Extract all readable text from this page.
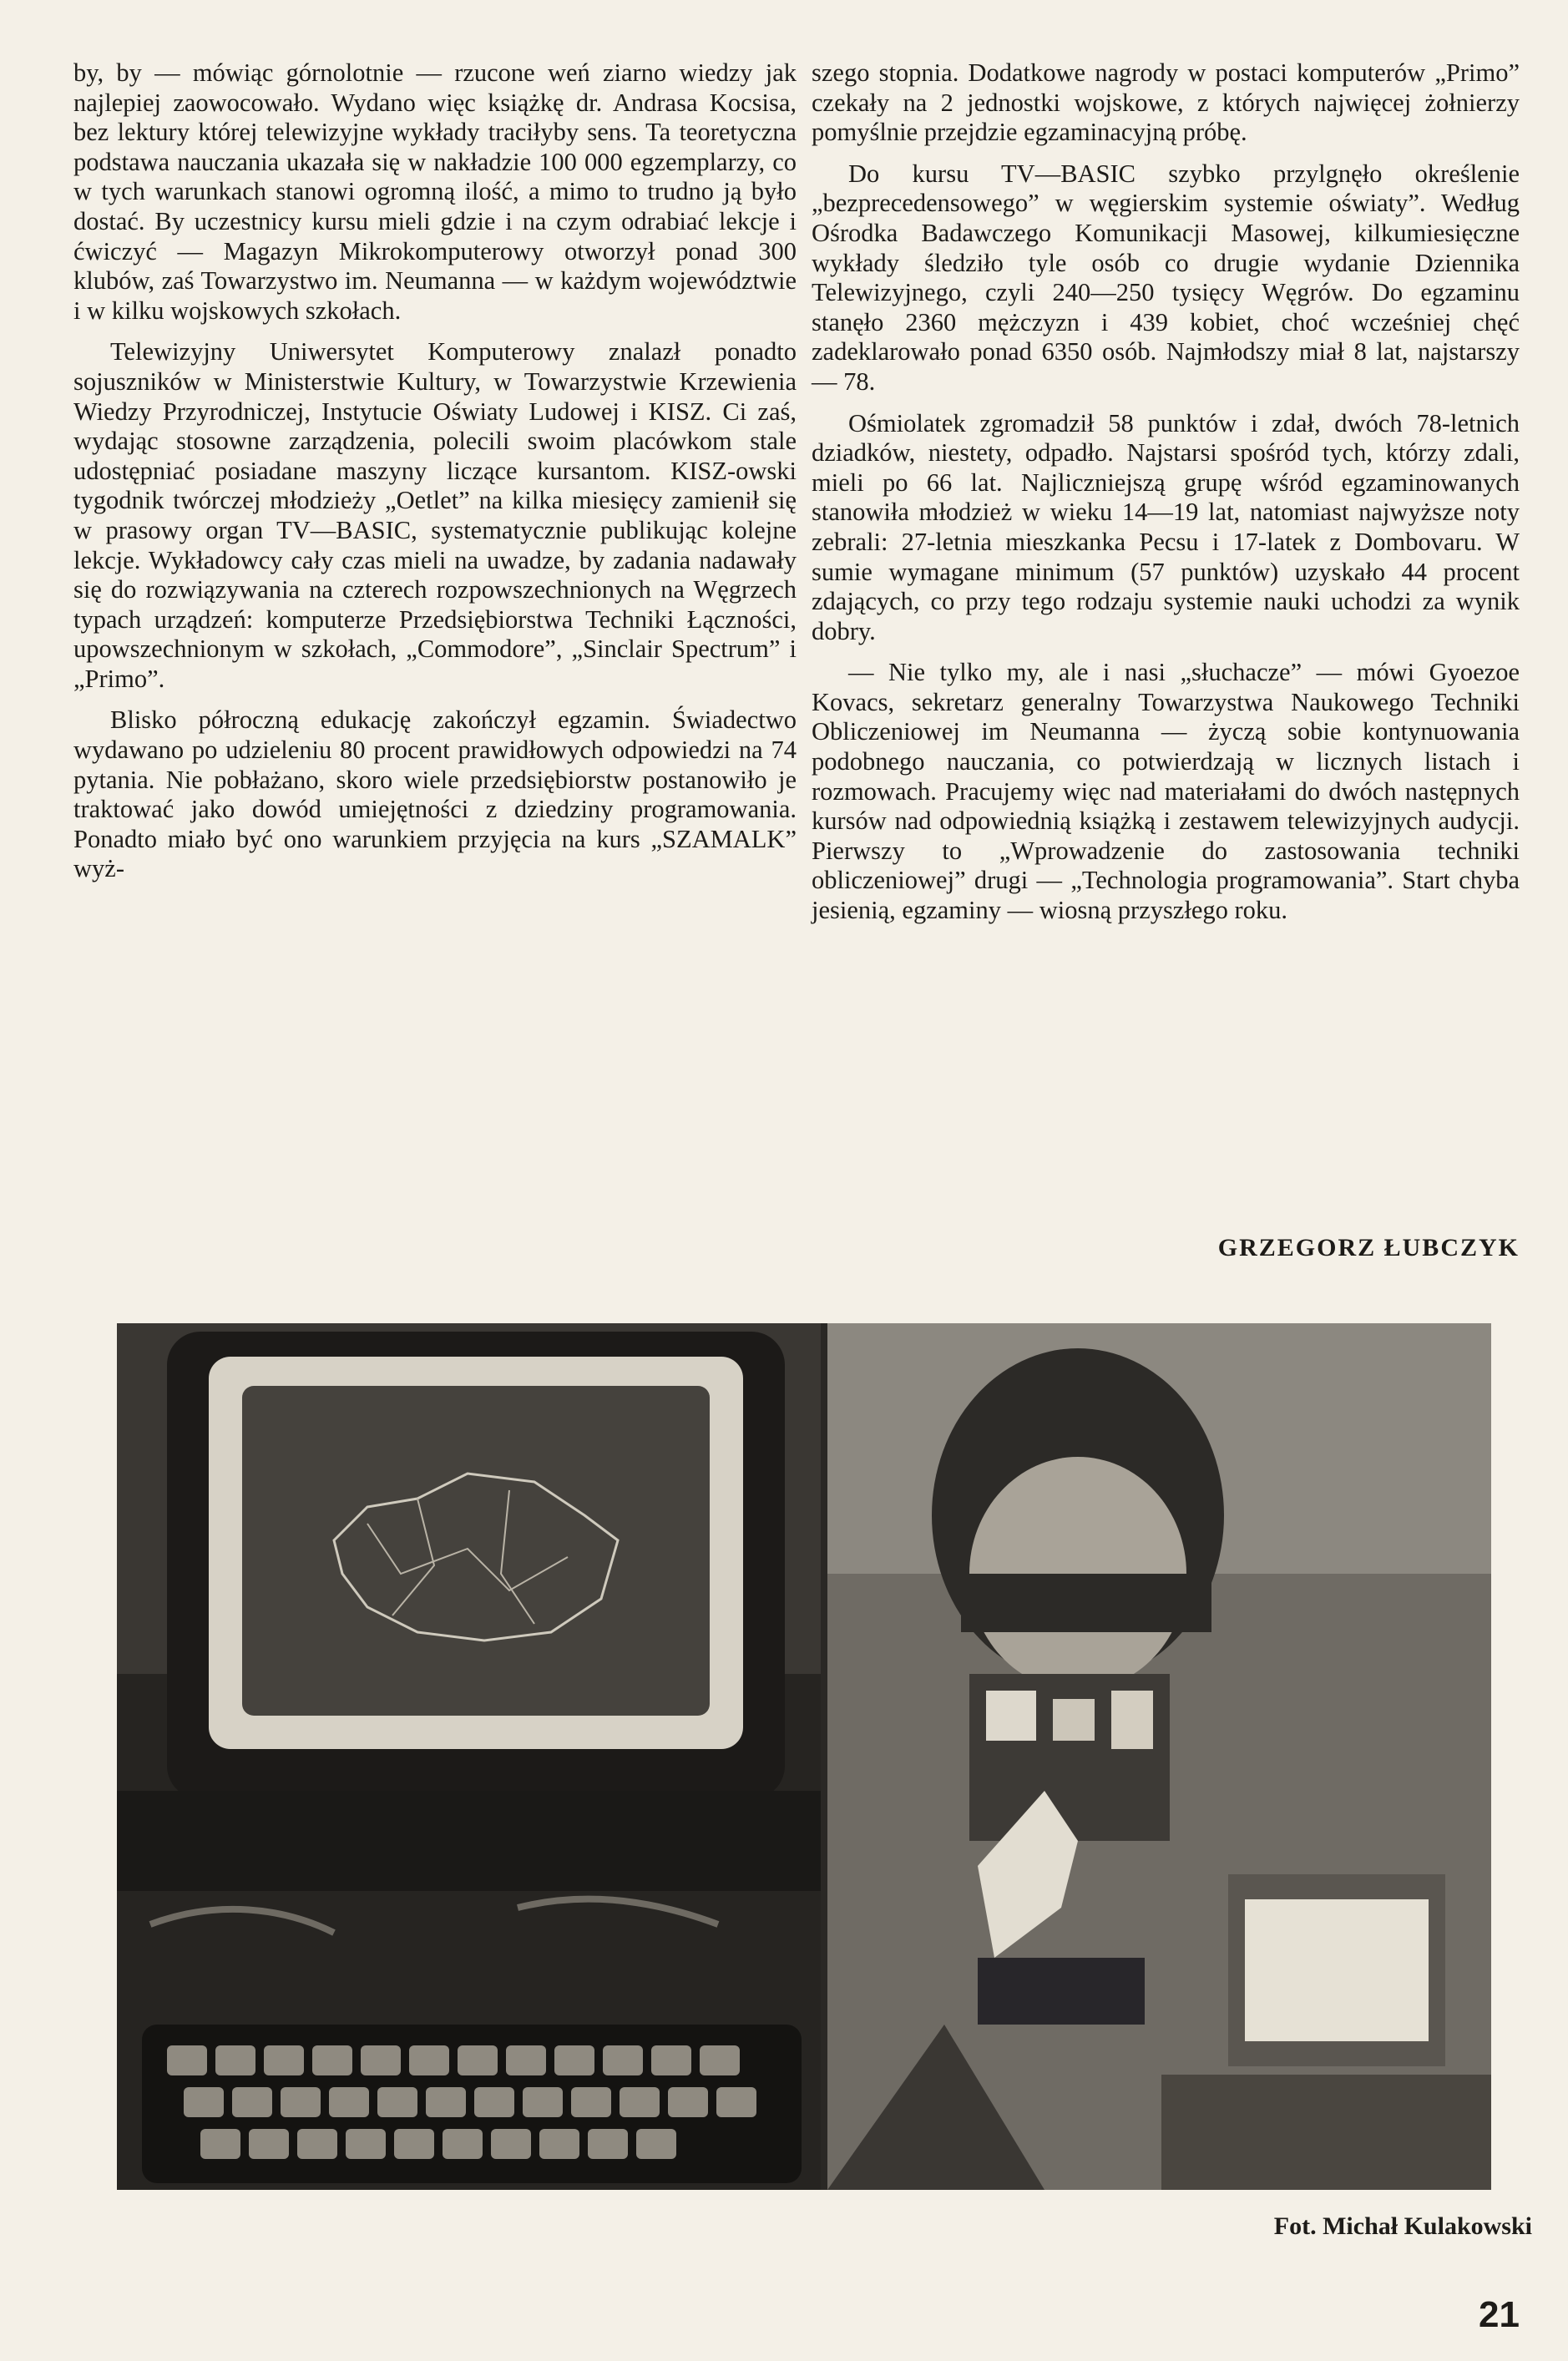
by, by — mówiąc górnolotnie — rzucone weń ziarno wiedzy jak najlepiej zaowocowało. Wydano więc książkę dr. Andrasa Kocsisa, bez lektury której telewizyjne wykłady traciłyby sens. Ta teoretyczna podstawa nauczania ukazała się w nakładzie 100 000 egzemplarzy, co w tych warunkach stanowi ogromną ilość, a mimo to trudno ją było dostać. By uczestnicy kursu mieli gdzie i na czym odrabiać lekcje i ćwiczyć — Magazyn Mikrokomputerowy otworzył ponad 300 klubów, zaś Towarzystwo im. Neumanna — w każdym województwie i w kilku wojskowych szkołach.

Telewizyjny Uniwersytet Komputerowy znalazł ponadto sojuszników w Ministerstwie Kultury, w Towarzystwie Krzewienia Wiedzy Przyrodniczej, Instytucie Oświaty Ludowej i KISZ. Ci zaś, wydając stosowne zarządzenia, polecili swoim placówkom stale udostępniać posiadane maszyny liczące kursantom. KISZ-owski tygodnik twórczej młodzieży „Oetlet” na kilka miesięcy zamienił się w prasowy organ TV—BASIC, systematycznie publikując kolejne lekcje. Wykładowcy cały czas mieli na uwadze, by zadania nadawały się do rozwiązywania na czterech rozpowszechnionych na Węgrzech typach urządzeń: komputerze Przedsiębiorstwa Techniki Łączności, upowszechnionym w szkołach, „Commodore”, „Sinclair Spectrum” i „Primo”.

Blisko półroczną edukację zakończył egzamin. Świadectwo wydawano po udzieleniu 80 procent prawidłowych odpowiedzi na 74 pytania. Nie pobłażano, skoro wiele przedsiębiorstw postanowiło je traktować jako dowód umiejętności z dziedziny programowania. Ponadto miało być ono warunkiem przyjęcia na kurs „SZAMALK” wyż-

szego stopnia. Dodatkowe nagrody w postaci komputerów „Primo” czekały na 2 jednostki wojskowe, z których najwięcej żołnierzy pomyślnie przejdzie egzaminacyjną próbę.

Do kursu TV—BASIC szybko przylgnęło określenie „bezprecedensowego” w węgierskim systemie oświaty”. Według Ośrodka Badawczego Komunikacji Masowej, kilkumiesięczne wykłady śledziło tyle osób co drugie wydanie Dziennika Telewizyjnego, czyli 240—250 tysięcy Węgrów. Do egzaminu stanęło 2360 mężczyzn i 439 kobiet, choć wcześniej chęć zadeklarowało ponad 6350 osób. Najmłodszy miał 8 lat, najstarszy — 78.

Ośmiolatek zgromadził 58 punktów i zdał, dwóch 78-letnich dziadków, niestety, odpadło. Najstarsi spośród tych, którzy zdali, mieli po 66 lat. Najliczniejszą grupę wśród egzaminowanych stanowiła młodzież w wieku 14—19 lat, natomiast najwyższe noty zebrali: 27-letnia mieszkanka Pecsu i 17-latek z Dombovaru. W sumie wymagane minimum (57 punktów) uzyskało 44 procent zdających, co przy tego rodzaju systemie nauki uchodzi za wynik dobry.

— Nie tylko my, ale i nasi „słuchacze” — mówi Gyoezoe Kovacs, sekretarz generalny Towarzystwa Naukowego Techniki Obliczeniowej im Neumanna — życzą sobie kontynuowania podobnego nauczania, co potwierdzają w licznych listach i rozmowach. Pracujemy więc nad materiałami do dwóch następnych kursów nad odpowiednią książką i zestawem telewizyjnych audycji. Pierwszy to „Wprowadzenie do zastosowania techniki obliczeniowej” drugi — „Technologia programowania”. Start chyba jesienią, egzaminy — wiosną przyszłego roku.

GRZEGORZ ŁUBCZYK
Fot. Michał Kulakowski
21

TASK REQUIREMENTS: From the data above, work out how many lines hold "procent". Answer with the number alone.

RIGHT ANSWER: 2